▶ _Aim of the exercise_
Collect all lines below with the string "text".

Items listed in a dataset:
★ ★ ★ ★ ★ ★ ★

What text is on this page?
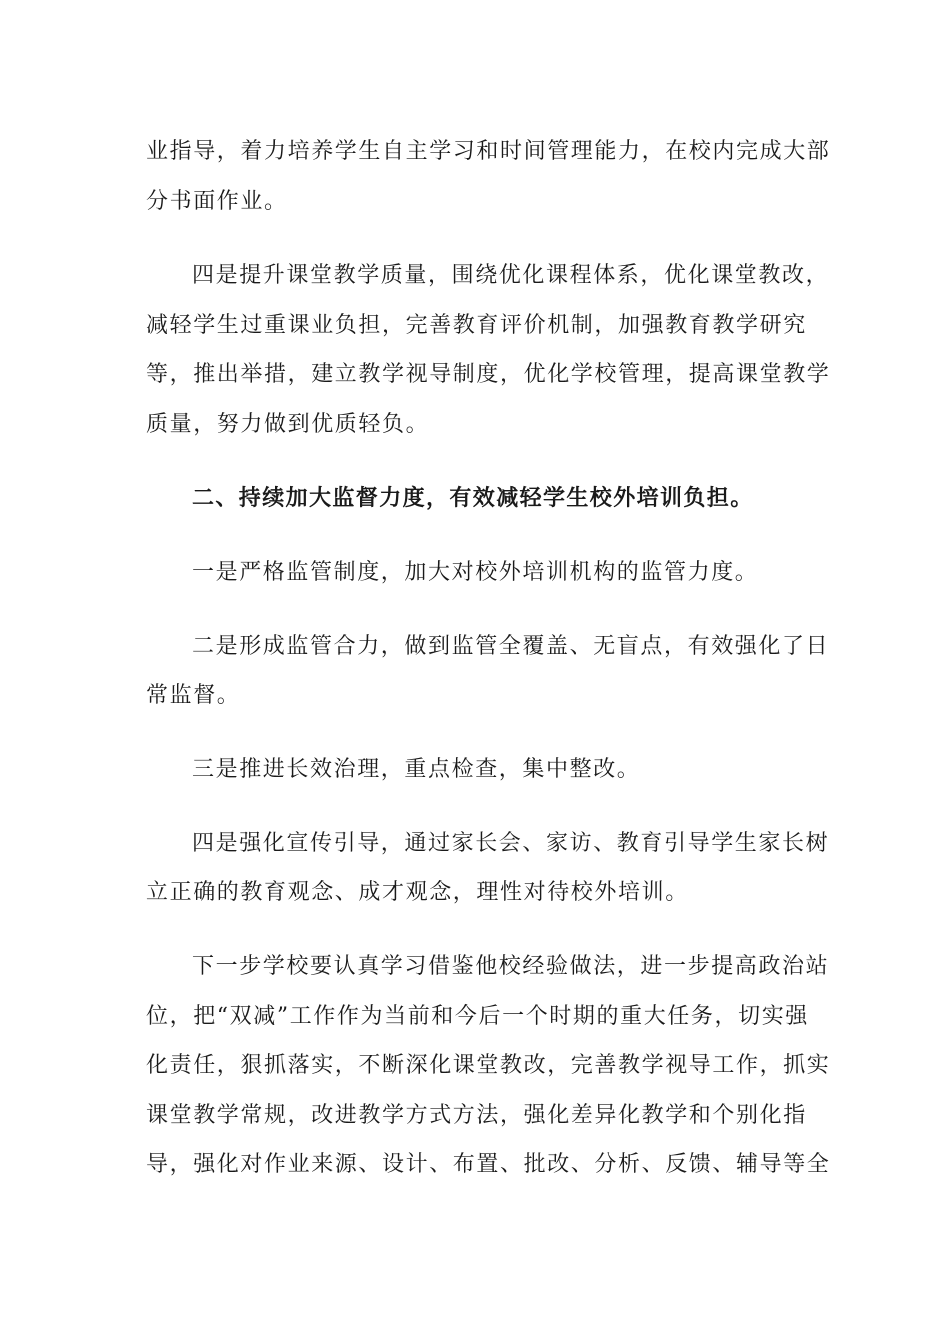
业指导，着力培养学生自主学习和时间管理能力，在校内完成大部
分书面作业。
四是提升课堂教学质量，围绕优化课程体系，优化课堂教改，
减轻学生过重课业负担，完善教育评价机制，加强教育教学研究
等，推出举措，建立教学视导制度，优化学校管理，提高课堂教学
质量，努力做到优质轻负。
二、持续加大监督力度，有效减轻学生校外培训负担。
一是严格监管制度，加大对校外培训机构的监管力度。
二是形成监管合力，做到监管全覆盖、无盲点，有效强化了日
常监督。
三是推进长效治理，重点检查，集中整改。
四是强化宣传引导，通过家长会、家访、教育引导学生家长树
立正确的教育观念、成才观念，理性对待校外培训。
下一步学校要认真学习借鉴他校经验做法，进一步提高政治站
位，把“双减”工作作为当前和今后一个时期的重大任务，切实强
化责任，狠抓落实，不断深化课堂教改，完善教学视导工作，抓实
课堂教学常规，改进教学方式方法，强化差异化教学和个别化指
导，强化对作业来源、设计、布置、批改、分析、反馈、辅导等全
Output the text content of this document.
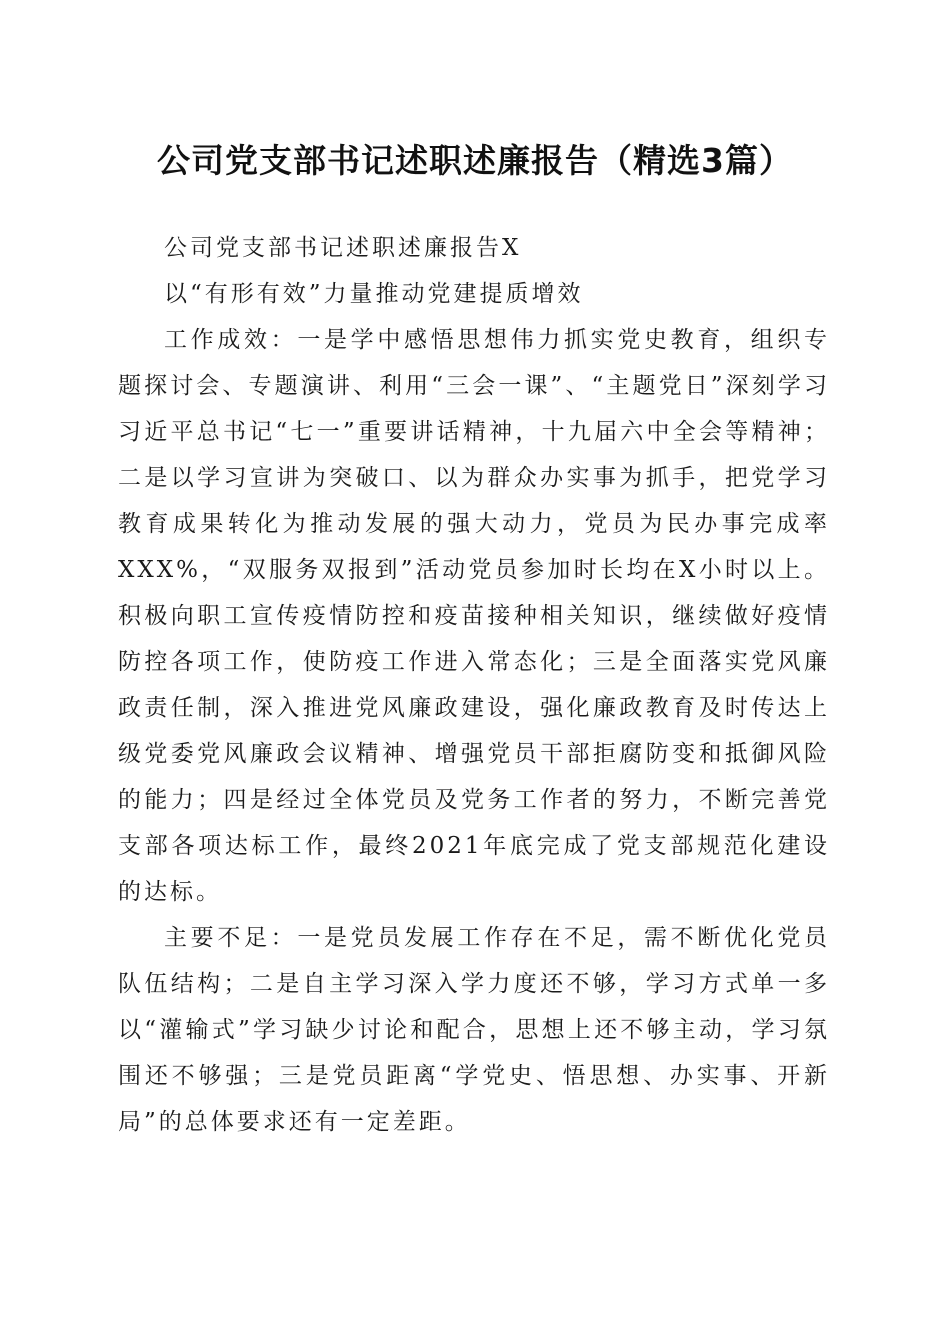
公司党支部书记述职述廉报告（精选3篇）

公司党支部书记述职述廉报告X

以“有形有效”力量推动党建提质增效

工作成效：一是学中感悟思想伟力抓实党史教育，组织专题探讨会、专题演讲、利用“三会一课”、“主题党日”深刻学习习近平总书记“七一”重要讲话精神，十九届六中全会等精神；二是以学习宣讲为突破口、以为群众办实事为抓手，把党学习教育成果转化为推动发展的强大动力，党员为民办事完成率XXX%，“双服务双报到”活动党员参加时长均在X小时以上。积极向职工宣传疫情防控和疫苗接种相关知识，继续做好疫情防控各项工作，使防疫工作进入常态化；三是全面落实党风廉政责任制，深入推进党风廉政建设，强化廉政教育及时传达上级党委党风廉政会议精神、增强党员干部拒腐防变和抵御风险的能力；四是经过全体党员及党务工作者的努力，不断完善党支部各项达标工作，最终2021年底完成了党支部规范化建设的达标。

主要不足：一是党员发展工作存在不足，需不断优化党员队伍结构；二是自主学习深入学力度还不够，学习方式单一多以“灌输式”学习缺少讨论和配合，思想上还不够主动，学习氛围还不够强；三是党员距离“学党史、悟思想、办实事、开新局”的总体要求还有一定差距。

★ ★ ★ ★ ★ ★ ★

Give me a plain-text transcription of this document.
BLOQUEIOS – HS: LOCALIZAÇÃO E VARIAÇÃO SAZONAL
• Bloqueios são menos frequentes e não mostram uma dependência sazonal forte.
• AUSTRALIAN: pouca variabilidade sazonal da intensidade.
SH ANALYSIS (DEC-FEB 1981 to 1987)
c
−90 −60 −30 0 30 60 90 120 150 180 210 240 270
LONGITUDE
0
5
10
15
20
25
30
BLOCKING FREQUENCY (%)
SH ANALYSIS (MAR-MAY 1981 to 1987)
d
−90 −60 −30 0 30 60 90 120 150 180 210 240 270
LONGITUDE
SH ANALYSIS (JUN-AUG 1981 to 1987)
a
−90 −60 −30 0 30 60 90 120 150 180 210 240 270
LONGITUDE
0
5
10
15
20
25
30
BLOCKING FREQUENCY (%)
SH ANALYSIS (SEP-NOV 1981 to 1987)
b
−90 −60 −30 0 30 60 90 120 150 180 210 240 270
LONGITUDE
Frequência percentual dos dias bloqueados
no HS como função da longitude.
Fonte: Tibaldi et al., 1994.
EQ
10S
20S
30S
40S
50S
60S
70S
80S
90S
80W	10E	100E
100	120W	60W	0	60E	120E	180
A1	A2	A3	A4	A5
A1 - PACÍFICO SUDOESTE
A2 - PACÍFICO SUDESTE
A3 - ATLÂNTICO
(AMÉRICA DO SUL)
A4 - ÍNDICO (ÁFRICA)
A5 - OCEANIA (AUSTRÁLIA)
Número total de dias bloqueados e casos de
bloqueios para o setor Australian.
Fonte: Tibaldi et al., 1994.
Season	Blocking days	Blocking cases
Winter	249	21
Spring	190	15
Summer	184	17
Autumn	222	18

★ ★ ★ ★ ★ ★ ★

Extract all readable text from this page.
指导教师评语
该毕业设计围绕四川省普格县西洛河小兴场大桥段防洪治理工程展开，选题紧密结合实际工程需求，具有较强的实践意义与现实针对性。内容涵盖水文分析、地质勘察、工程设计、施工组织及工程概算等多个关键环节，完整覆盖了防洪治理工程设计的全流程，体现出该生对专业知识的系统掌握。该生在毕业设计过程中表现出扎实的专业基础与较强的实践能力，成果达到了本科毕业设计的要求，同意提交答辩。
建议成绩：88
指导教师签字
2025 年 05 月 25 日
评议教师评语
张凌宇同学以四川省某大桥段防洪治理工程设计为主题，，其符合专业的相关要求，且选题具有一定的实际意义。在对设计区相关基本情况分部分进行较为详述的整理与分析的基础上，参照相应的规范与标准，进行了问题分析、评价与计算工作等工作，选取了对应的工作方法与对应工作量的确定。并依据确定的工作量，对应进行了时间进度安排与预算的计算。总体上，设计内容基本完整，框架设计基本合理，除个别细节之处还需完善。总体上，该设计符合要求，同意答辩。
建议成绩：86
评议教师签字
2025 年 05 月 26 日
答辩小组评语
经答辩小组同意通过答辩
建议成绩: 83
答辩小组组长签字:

★ ★ ★ ★ ★ ★ ★

▶ _Result_
What text is on this page?
Output the text content of this document.
Give me a plain-text transcription of this document.
Extract all readable text from this page.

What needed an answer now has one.